• [AIM]
Output every line of the data exactly as it appears.

Records from a data collection:
------------------------------------

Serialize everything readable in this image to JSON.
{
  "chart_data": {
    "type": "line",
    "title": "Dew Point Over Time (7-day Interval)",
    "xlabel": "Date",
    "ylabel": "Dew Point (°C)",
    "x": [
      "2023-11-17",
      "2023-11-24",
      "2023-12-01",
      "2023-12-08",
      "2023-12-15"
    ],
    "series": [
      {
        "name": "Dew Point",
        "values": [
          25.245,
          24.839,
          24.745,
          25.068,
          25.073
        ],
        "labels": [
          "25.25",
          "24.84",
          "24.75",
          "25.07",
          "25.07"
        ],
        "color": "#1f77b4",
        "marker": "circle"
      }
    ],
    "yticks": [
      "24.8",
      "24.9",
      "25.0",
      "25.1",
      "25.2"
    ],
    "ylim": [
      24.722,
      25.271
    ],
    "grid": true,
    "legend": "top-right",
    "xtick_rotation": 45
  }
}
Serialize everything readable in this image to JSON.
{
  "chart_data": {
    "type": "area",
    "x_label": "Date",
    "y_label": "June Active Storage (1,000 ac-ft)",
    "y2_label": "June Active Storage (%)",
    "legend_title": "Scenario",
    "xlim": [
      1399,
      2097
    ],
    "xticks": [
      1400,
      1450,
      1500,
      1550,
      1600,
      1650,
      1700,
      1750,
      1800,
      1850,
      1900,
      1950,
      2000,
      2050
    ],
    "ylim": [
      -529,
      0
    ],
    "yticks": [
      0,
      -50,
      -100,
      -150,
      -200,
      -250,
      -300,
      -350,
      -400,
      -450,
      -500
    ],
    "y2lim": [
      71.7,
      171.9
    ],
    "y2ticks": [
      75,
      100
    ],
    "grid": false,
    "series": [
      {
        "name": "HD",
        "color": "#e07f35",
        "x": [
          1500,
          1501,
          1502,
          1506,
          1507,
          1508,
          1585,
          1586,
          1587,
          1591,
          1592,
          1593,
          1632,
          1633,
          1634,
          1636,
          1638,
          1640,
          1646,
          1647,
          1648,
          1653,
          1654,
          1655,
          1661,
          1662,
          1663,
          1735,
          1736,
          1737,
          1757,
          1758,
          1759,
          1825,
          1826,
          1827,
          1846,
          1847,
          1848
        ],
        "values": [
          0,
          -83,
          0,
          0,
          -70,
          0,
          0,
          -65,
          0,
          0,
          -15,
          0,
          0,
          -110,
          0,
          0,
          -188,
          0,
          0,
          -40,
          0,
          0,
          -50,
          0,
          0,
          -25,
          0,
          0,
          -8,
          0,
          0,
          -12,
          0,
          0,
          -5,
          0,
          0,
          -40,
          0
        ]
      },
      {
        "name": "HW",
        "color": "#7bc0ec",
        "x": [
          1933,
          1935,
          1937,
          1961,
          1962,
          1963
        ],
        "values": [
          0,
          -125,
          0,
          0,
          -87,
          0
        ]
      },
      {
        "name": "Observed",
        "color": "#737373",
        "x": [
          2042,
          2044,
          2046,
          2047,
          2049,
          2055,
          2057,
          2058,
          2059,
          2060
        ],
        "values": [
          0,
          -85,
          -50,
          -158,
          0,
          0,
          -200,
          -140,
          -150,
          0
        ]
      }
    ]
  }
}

------------------------------------

• [CORRECT RESPONSE]
Serialize everything readable in this image to JSON.
{
  "chart_data": {
    "type": "line",
    "title": "Dew Point Over Time (7-day Interval)",
    "xlabel": "Date",
    "ylabel": "Dew Point (°C)",
    "x": [
      "2023-11-17",
      "2023-11-24",
      "2023-12-01",
      "2023-12-08",
      "2023-12-15"
    ],
    "series": [
      {
        "name": "Dew Point",
        "values": [
          25.245,
          24.839,
          24.745,
          25.068,
          25.073
        ],
        "labels": [
          "25.25",
          "24.84",
          "24.75",
          "25.07",
          "25.07"
        ],
        "color": "#1f77b4",
        "marker": "circle"
      }
    ],
    "yticks": [
      "24.8",
      "24.9",
      "25.0",
      "25.1",
      "25.2"
    ],
    "ylim": [
      24.722,
      25.271
    ],
    "grid": true,
    "legend": "top-right",
    "xtick_rotation": 45
  }
}
Serialize everything readable in this image to JSON.
{
  "chart_data": {
    "type": "area",
    "x_label": "Date",
    "y_label": "June Active Storage (1,000 ac-ft)",
    "y2_label": "June Active Storage (%)",
    "legend_title": "Scenario",
    "xlim": [
      1399,
      2097
    ],
    "xticks": [
      1400,
      1450,
      1500,
      1550,
      1600,
      1650,
      1700,
      1750,
      1800,
      1850,
      1900,
      1950,
      2000,
      2050
    ],
    "ylim": [
      -529,
      0
    ],
    "yticks": [
      0,
      -50,
      -100,
      -150,
      -200,
      -250,
      -300,
      -350,
      -400,
      -450,
      -500
    ],
    "y2lim": [
      71.7,
      171.9
    ],
    "y2ticks": [
      75,
      100
    ],
    "grid": false,
    "series": [
      {
        "name": "HD",
        "color": "#e07f35",
        "x": [
          1500,
          1501,
          1502,
          1506,
          1507,
          1508,
          1585,
          1586,
          1587,
          1591,
          1592,
          1593,
          1632,
          1633,
          1634,
          1636,
          1638,
          1640,
          1646,
          1647,
          1648,
          1653,
          1654,
          1655,
          1661,
          1662,
          1663,
          1735,
          1736,
          1737,
          1757,
          1758,
          1759,
          1825,
          1826,
          1827,
          1846,
          1847,
          1848
        ],
        "values": [
          0,
          -83,
          0,
          0,
          -70,
          0,
          0,
          -65,
          0,
          0,
          -15,
          0,
          0,
          -110,
          0,
          0,
          -188,
          0,
          0,
          -40,
          0,
          0,
          -50,
          0,
          0,
          -25,
          0,
          0,
          -8,
          0,
          0,
          -12,
          0,
          0,
          -5,
          0,
          0,
          -40,
          0
        ]
      },
      {
        "name": "HW",
        "color": "#7bc0ec",
        "x": [
          1933,
          1935,
          1937,
          1961,
          1962,
          1963
        ],
        "values": [
          0,
          -125,
          0,
          0,
          -87,
          0
        ]
      },
      {
        "name": "Observed",
        "color": "#737373",
        "x": [
          2042,
          2044,
          2046,
          2047,
          2049,
          2055,
          2057,
          2058,
          2059,
          2060
        ],
        "values": [
          0,
          -85,
          -50,
          -158,
          0,
          0,
          -200,
          -140,
          -150,
          0
        ]
      }
    ]
  }
}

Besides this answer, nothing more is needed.